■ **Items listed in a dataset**

☆ ☆ ☆ ☆ ☆ ☆ ☆

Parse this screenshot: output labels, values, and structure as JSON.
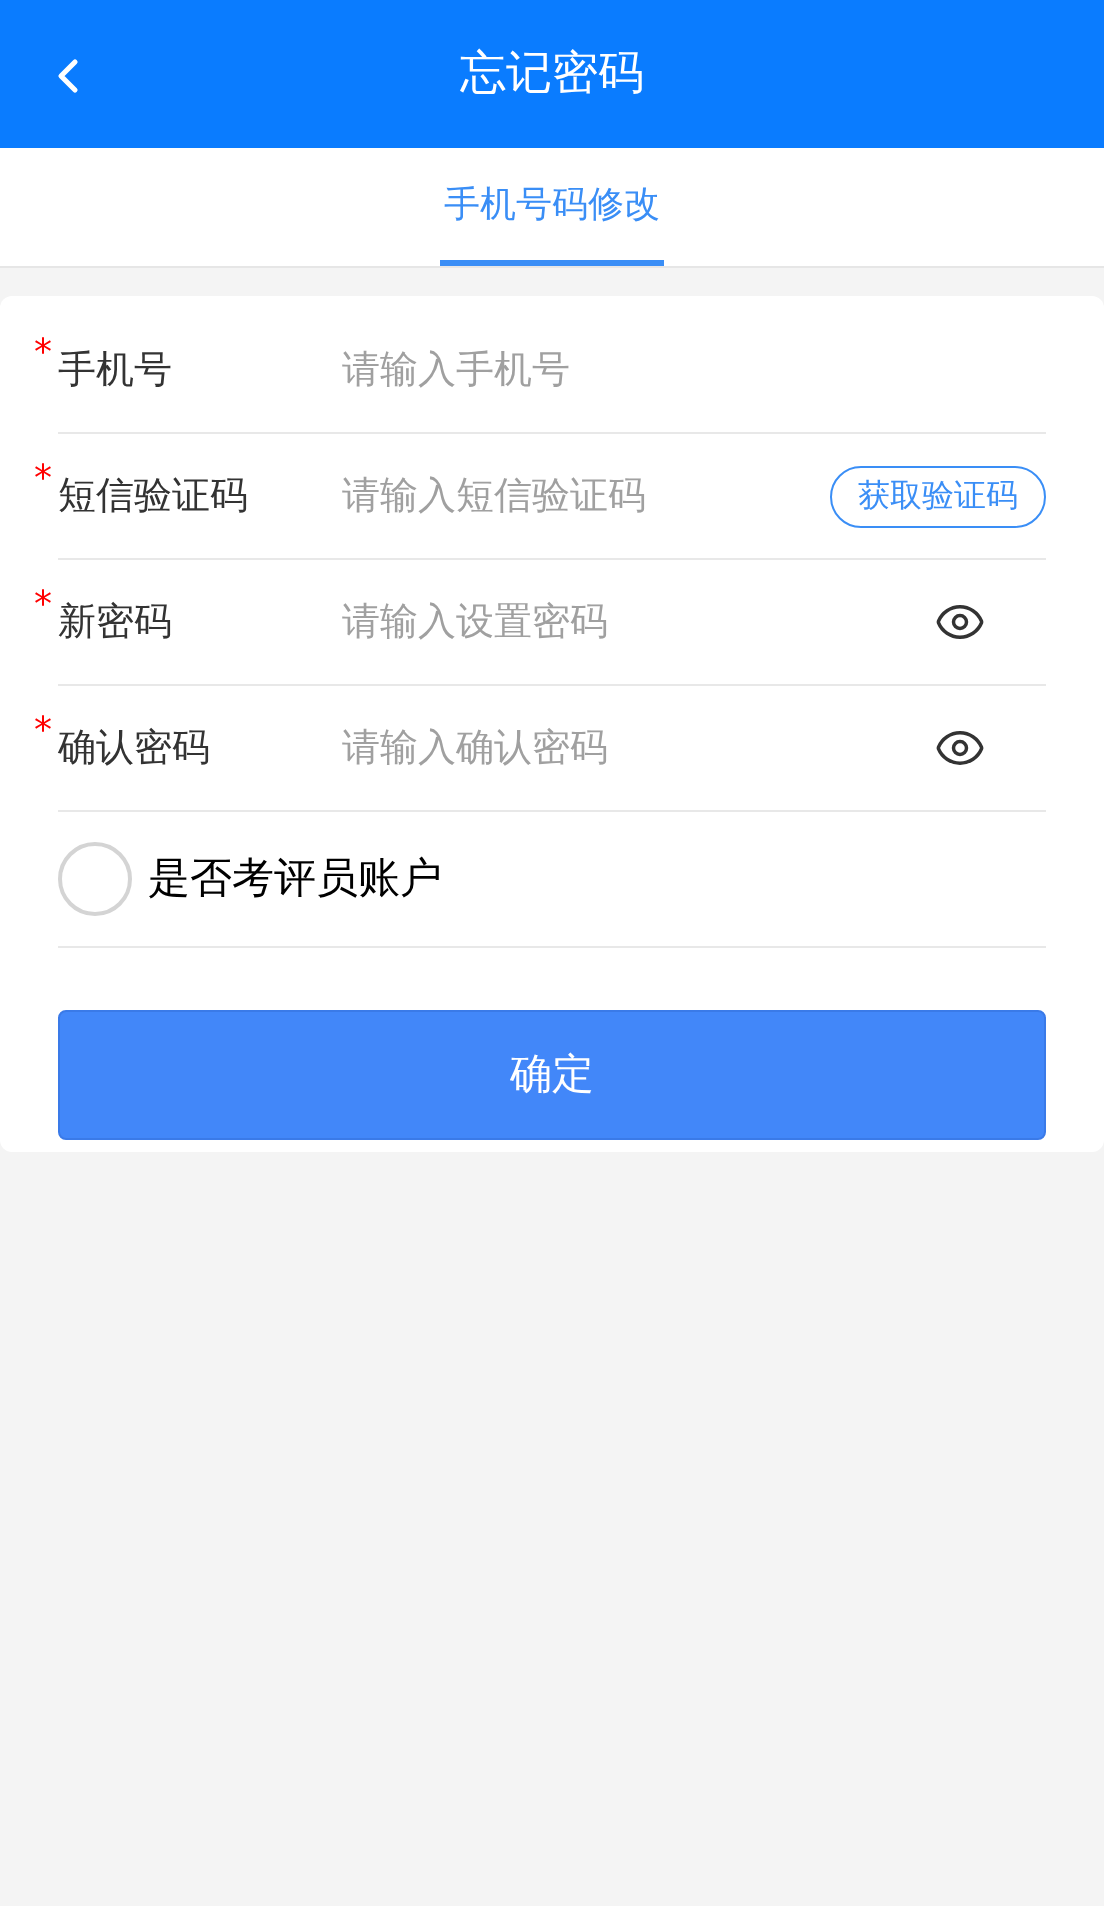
{
  "header": {
    "title": "忘记密码"
  },
  "tabs": [
    {
      "label": "手机号码修改",
      "selected": true
    }
  ],
  "fields": [
    {
      "kind": "text",
      "required_mark": "*",
      "label": "手机号",
      "placeholder": "请输入手机号"
    },
    {
      "kind": "code",
      "required_mark": "*",
      "label": "短信验证码",
      "placeholder": "请输入短信验证码",
      "action": "获取验证码"
    },
    {
      "kind": "password",
      "required_mark": "*",
      "label": "新密码",
      "placeholder": "请输入设置密码"
    },
    {
      "kind": "password",
      "required_mark": "*",
      "label": "确认密码",
      "placeholder": "请输入确认密码"
    }
  ],
  "checkbox": {
    "label": "是否考评员账户",
    "checked": false
  },
  "submit": "确定"
}
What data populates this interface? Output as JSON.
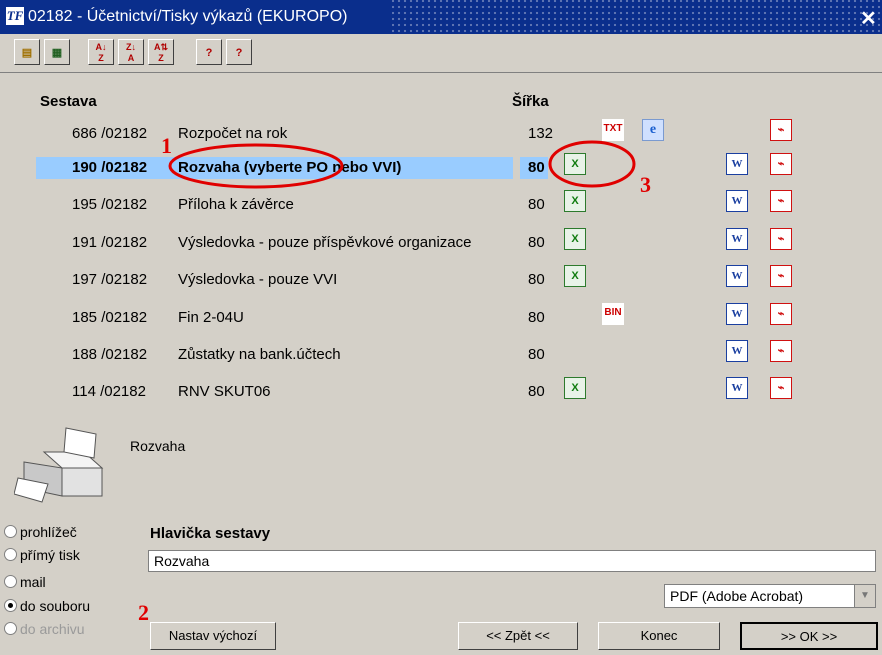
{
  "window": {
    "title": "02182 - Účetnictví/Tisky výkazů (EKUROPO)",
    "app_icon": "TF"
  },
  "toolbar": {
    "buttons": [
      "open-report-icon",
      "edit-report-icon",
      "sort-asc-icon",
      "sort-desc-icon",
      "sort-multi-icon",
      "help-icon",
      "context-help-icon"
    ]
  },
  "list": {
    "col_report": "Sestava",
    "col_width": "Šířka",
    "rows": [
      {
        "id": "686 /02182",
        "name": "Rozpočet na rok",
        "width": "132",
        "formats": [
          "txt",
          "ie",
          "pdf"
        ]
      },
      {
        "id": "190 /02182",
        "name": "Rozvaha (vyberte PO nebo VVI)",
        "width": "80",
        "selected": true,
        "formats": [
          "xls",
          "word",
          "pdf"
        ]
      },
      {
        "id": "195 /02182",
        "name": "Příloha k závěrce",
        "width": "80",
        "formats": [
          "xls",
          "word",
          "pdf"
        ]
      },
      {
        "id": "191 /02182",
        "name": "Výsledovka - pouze příspěvkové organizace",
        "width": "80",
        "formats": [
          "xls",
          "word",
          "pdf"
        ]
      },
      {
        "id": "197 /02182",
        "name": "Výsledovka - pouze VVI",
        "width": "80",
        "formats": [
          "xls",
          "word",
          "pdf"
        ]
      },
      {
        "id": "185 /02182",
        "name": "Fin 2-04U",
        "width": "80",
        "formats": [
          "bin",
          "word",
          "pdf"
        ]
      },
      {
        "id": "188 /02182",
        "name": "Zůstatky na bank.účtech",
        "width": "80",
        "formats": [
          "word",
          "pdf"
        ]
      },
      {
        "id": "114 /02182",
        "name": "RNV SKUT06",
        "width": "80",
        "formats": [
          "xls",
          "word",
          "pdf"
        ]
      }
    ]
  },
  "info": {
    "report_name": "Rozvaha"
  },
  "output": {
    "options": [
      "prohlížeč",
      "přímý tisk",
      "mail",
      "do souboru",
      "do archivu"
    ],
    "selected": "do souboru",
    "header_label": "Hlavička sestavy",
    "header_value": "Rozvaha",
    "format_selected": "PDF (Adobe Acrobat)"
  },
  "buttons": {
    "set_default": "Nastav výchozí",
    "back": "<< Zpět <<",
    "end": "Konec",
    "ok": ">> OK >>"
  },
  "annotations": [
    "1",
    "2",
    "3"
  ],
  "colors": {
    "selection": "#99ccff",
    "annotation": "#e00000",
    "titlebar": "#0a2e8c"
  }
}
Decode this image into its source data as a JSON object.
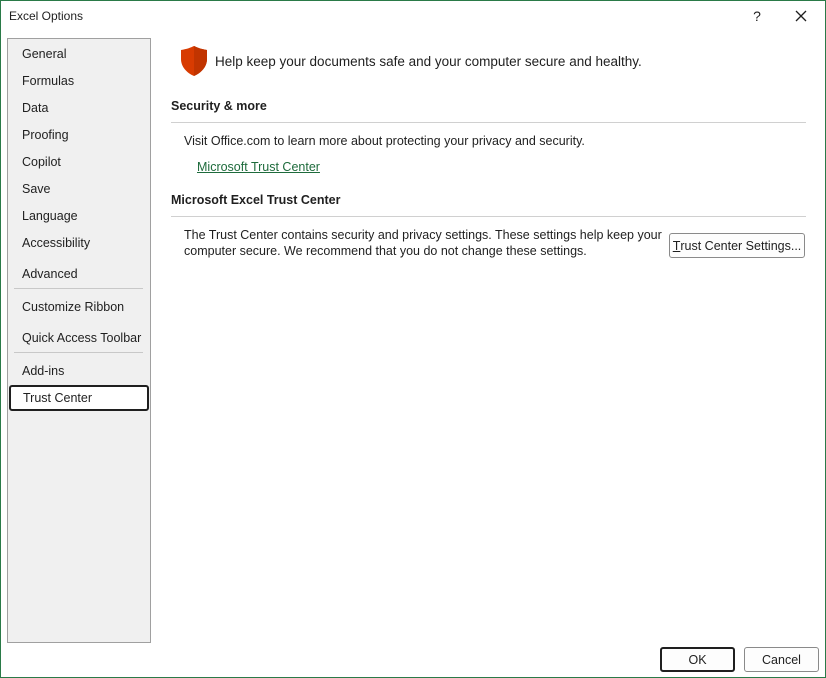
{
  "window": {
    "title": "Excel Options",
    "help_label": "?"
  },
  "sidebar": {
    "items": [
      {
        "label": "General"
      },
      {
        "label": "Formulas"
      },
      {
        "label": "Data"
      },
      {
        "label": "Proofing"
      },
      {
        "label": "Copilot"
      },
      {
        "label": "Save"
      },
      {
        "label": "Language"
      },
      {
        "label": "Accessibility"
      },
      {
        "label": "Advanced"
      },
      {
        "label": "Customize Ribbon"
      },
      {
        "label": "Quick Access Toolbar"
      },
      {
        "label": "Add-ins"
      },
      {
        "label": "Trust Center",
        "selected": true
      }
    ]
  },
  "main": {
    "header_text": "Help keep your documents safe and your computer secure and healthy.",
    "header_icon": "shield-icon",
    "accent_color": "#d83b01",
    "security": {
      "title": "Security & more",
      "text": "Visit Office.com to learn more about protecting your privacy and security.",
      "link": "Microsoft Trust Center"
    },
    "trust_center": {
      "title": "Microsoft Excel Trust Center",
      "text_line1": "The Trust Center contains security and privacy settings. These settings help keep your",
      "text_line2": "computer secure. We recommend that you do not change these settings.",
      "button_mnemonic": "T",
      "button_rest": "rust Center Settings..."
    }
  },
  "footer": {
    "ok_label": "OK",
    "cancel_label": "Cancel"
  }
}
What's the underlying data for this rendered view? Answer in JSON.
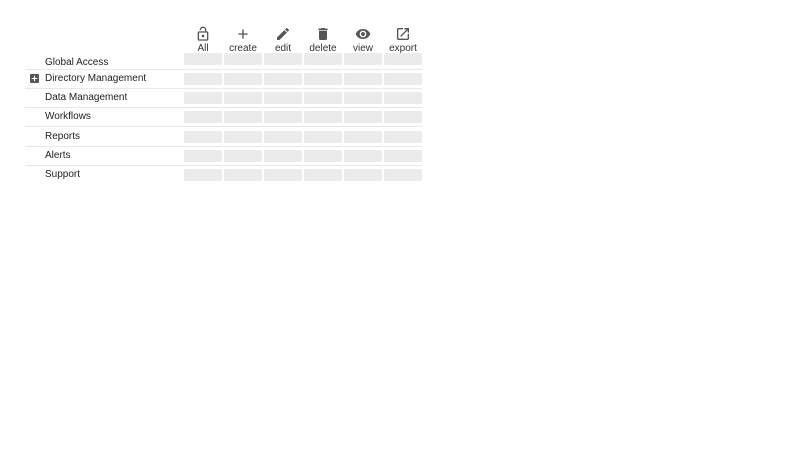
{
  "columns": [
    {
      "label": "All",
      "icon": "lock-open-icon"
    },
    {
      "label": "create",
      "icon": "plus-icon"
    },
    {
      "label": "edit",
      "icon": "pencil-icon"
    },
    {
      "label": "delete",
      "icon": "trash-icon"
    },
    {
      "label": "view",
      "icon": "eye-icon"
    },
    {
      "label": "export",
      "icon": "external-link-icon"
    }
  ],
  "rows": [
    {
      "label": "Global Access",
      "expandable": false
    },
    {
      "label": "Directory Management",
      "expandable": true,
      "expand_icon": "plus-square-icon"
    },
    {
      "label": "Data Management",
      "expandable": false
    },
    {
      "label": "Workflows",
      "expandable": false
    },
    {
      "label": "Reports",
      "expandable": false
    },
    {
      "label": "Alerts",
      "expandable": false
    },
    {
      "label": "Support",
      "expandable": false
    }
  ],
  "colors": {
    "icon": "#555555",
    "cell": "#ebebeb",
    "divider": "#e8e8e8",
    "text": "#222222"
  }
}
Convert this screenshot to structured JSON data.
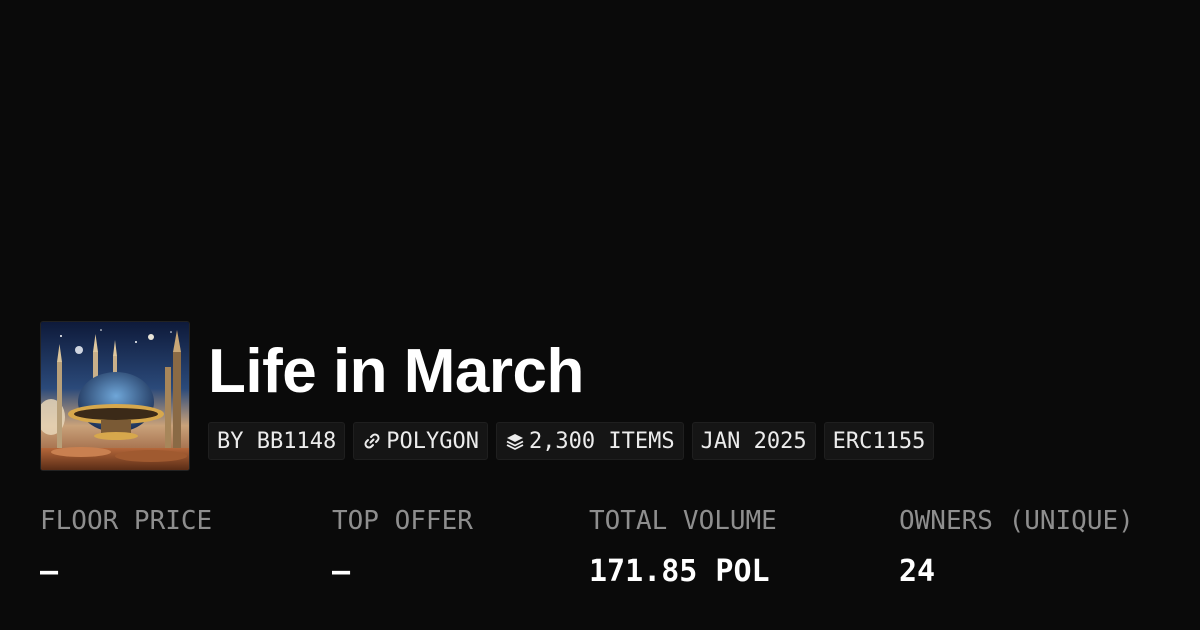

☆ ☆ ☆ ☆ ☆ ☆ ☆

Write the entries above out in full, exactly, with no images.

■ **Written solution**
Parse this screenshot: output labels, values, and structure as JSON.
{
  "header": {
    "title": "忘记密码"
  },
  "tabs": [
    {
      "label": "手机号码修改",
      "selected": true
    }
  ],
  "fields": [
    {
      "kind": "text",
      "required_mark": "*",
      "label": "手机号",
      "placeholder": "请输入手机号"
    },
    {
      "kind": "code",
      "required_mark": "*",
      "label": "短信验证码",
      "placeholder": "请输入短信验证码",
      "action": "获取验证码"
    },
    {
      "kind": "password",
      "required_mark": "*",
      "label": "新密码",
      "placeholder": "请输入设置密码"
    },
    {
      "kind": "password",
      "required_mark": "*",
      "label": "确认密码",
      "placeholder": "请输入确认密码"
    }
  ],
  "checkbox": {
    "label": "是否考评员账户",
    "checked": false
  },
  "submit": "确定"
}
What data populates this interface? Output as JSON.
{
  "window": {
    "title": "02182 - Účetnictví/Tisky výkazů (EKUROPO)",
    "app_icon": "TF"
  },
  "toolbar": {
    "buttons": [
      "open-report-icon",
      "edit-report-icon",
      "sort-asc-icon",
      "sort-desc-icon",
      "sort-multi-icon",
      "help-icon",
      "context-help-icon"
    ]
  },
  "list": {
    "col_report": "Sestava",
    "col_width": "Šířka",
    "rows": [
      {
        "id": "686 /02182",
        "name": "Rozpočet na rok",
        "width": "132",
        "formats": [
          "txt",
          "ie",
          "pdf"
        ]
      },
      {
        "id": "190 /02182",
        "name": "Rozvaha (vyberte PO nebo VVI)",
        "width": "80",
        "selected": true,
        "formats": [
          "xls",
          "word",
          "pdf"
        ]
      },
      {
        "id": "195 /02182",
        "name": "Příloha k závěrce",
        "width": "80",
        "formats": [
          "xls",
          "word",
          "pdf"
        ]
      },
      {
        "id": "191 /02182",
        "name": "Výsledovka - pouze příspěvkové organizace",
        "width": "80",
        "formats": [
          "xls",
          "word",
          "pdf"
        ]
      },
      {
        "id": "197 /02182",
        "name": "Výsledovka - pouze VVI",
        "width": "80",
        "formats": [
          "xls",
          "word",
          "pdf"
        ]
      },
      {
        "id": "185 /02182",
        "name": "Fin 2-04U",
        "width": "80",
        "formats": [
          "bin",
          "word",
          "pdf"
        ]
      },
      {
        "id": "188 /02182",
        "name": "Zůstatky na bank.účtech",
        "width": "80",
        "formats": [
          "word",
          "pdf"
        ]
      },
      {
        "id": "114 /02182",
        "name": "RNV SKUT06",
        "width": "80",
        "formats": [
          "xls",
          "word",
          "pdf"
        ]
      }
    ]
  },
  "info": {
    "report_name": "Rozvaha"
  },
  "output": {
    "options": [
      "prohlížeč",
      "přímý tisk",
      "mail",
      "do souboru",
      "do archivu"
    ],
    "selected": "do souboru",
    "header_label": "Hlavička sestavy",
    "header_value": "Rozvaha",
    "format_selected": "PDF (Adobe Acrobat)"
  },
  "buttons": {
    "set_default": "Nastav výchozí",
    "back": "<< Zpět <<",
    "end": "Konec",
    "ok": ">> OK >>"
  },
  "annotations": [
    "1",
    "2",
    "3"
  ],
  "colors": {
    "selection": "#99ccff",
    "annotation": "#e00000",
    "titlebar": "#0a2e8c"
  }
}
Decode this image into its source data as a JSON object.
{
  "window": {
    "title": "Excel Options",
    "help_label": "?"
  },
  "sidebar": {
    "items": [
      {
        "label": "General"
      },
      {
        "label": "Formulas"
      },
      {
        "label": "Data"
      },
      {
        "label": "Proofing"
      },
      {
        "label": "Copilot"
      },
      {
        "label": "Save"
      },
      {
        "label": "Language"
      },
      {
        "label": "Accessibility"
      },
      {
        "label": "Advanced"
      },
      {
        "label": "Customize Ribbon"
      },
      {
        "label": "Quick Access Toolbar"
      },
      {
        "label": "Add-ins"
      },
      {
        "label": "Trust Center",
        "selected": true
      }
    ]
  },
  "main": {
    "header_text": "Help keep your documents safe and your computer secure and healthy.",
    "header_icon": "shield-icon",
    "accent_color": "#d83b01",
    "security": {
      "title": "Security & more",
      "text": "Visit Office.com to learn more about protecting your privacy and security.",
      "link": "Microsoft Trust Center"
    },
    "trust_center": {
      "title": "Microsoft Excel Trust Center",
      "text_line1": "The Trust Center contains security and privacy settings. These settings help keep your",
      "text_line2": "computer secure. We recommend that you do not change these settings.",
      "button_mnemonic": "T",
      "button_rest": "rust Center Settings..."
    }
  },
  "footer": {
    "ok_label": "OK",
    "cancel_label": "Cancel"
  }
}
What's the underlying data for this rendered view? Answer in JSON.
{
  "columns": [
    {
      "label": "All",
      "icon": "lock-open-icon"
    },
    {
      "label": "create",
      "icon": "plus-icon"
    },
    {
      "label": "edit",
      "icon": "pencil-icon"
    },
    {
      "label": "delete",
      "icon": "trash-icon"
    },
    {
      "label": "view",
      "icon": "eye-icon"
    },
    {
      "label": "export",
      "icon": "external-link-icon"
    }
  ],
  "rows": [
    {
      "label": "Global Access",
      "expandable": false
    },
    {
      "label": "Directory Management",
      "expandable": true,
      "expand_icon": "plus-square-icon"
    },
    {
      "label": "Data Management",
      "expandable": false
    },
    {
      "label": "Workflows",
      "expandable": false
    },
    {
      "label": "Reports",
      "expandable": false
    },
    {
      "label": "Alerts",
      "expandable": false
    },
    {
      "label": "Support",
      "expandable": false
    }
  ],
  "colors": {
    "icon": "#555555",
    "cell": "#ebebeb",
    "divider": "#e8e8e8",
    "text": "#222222"
  }
}
Convert this screenshot to structured JSON data.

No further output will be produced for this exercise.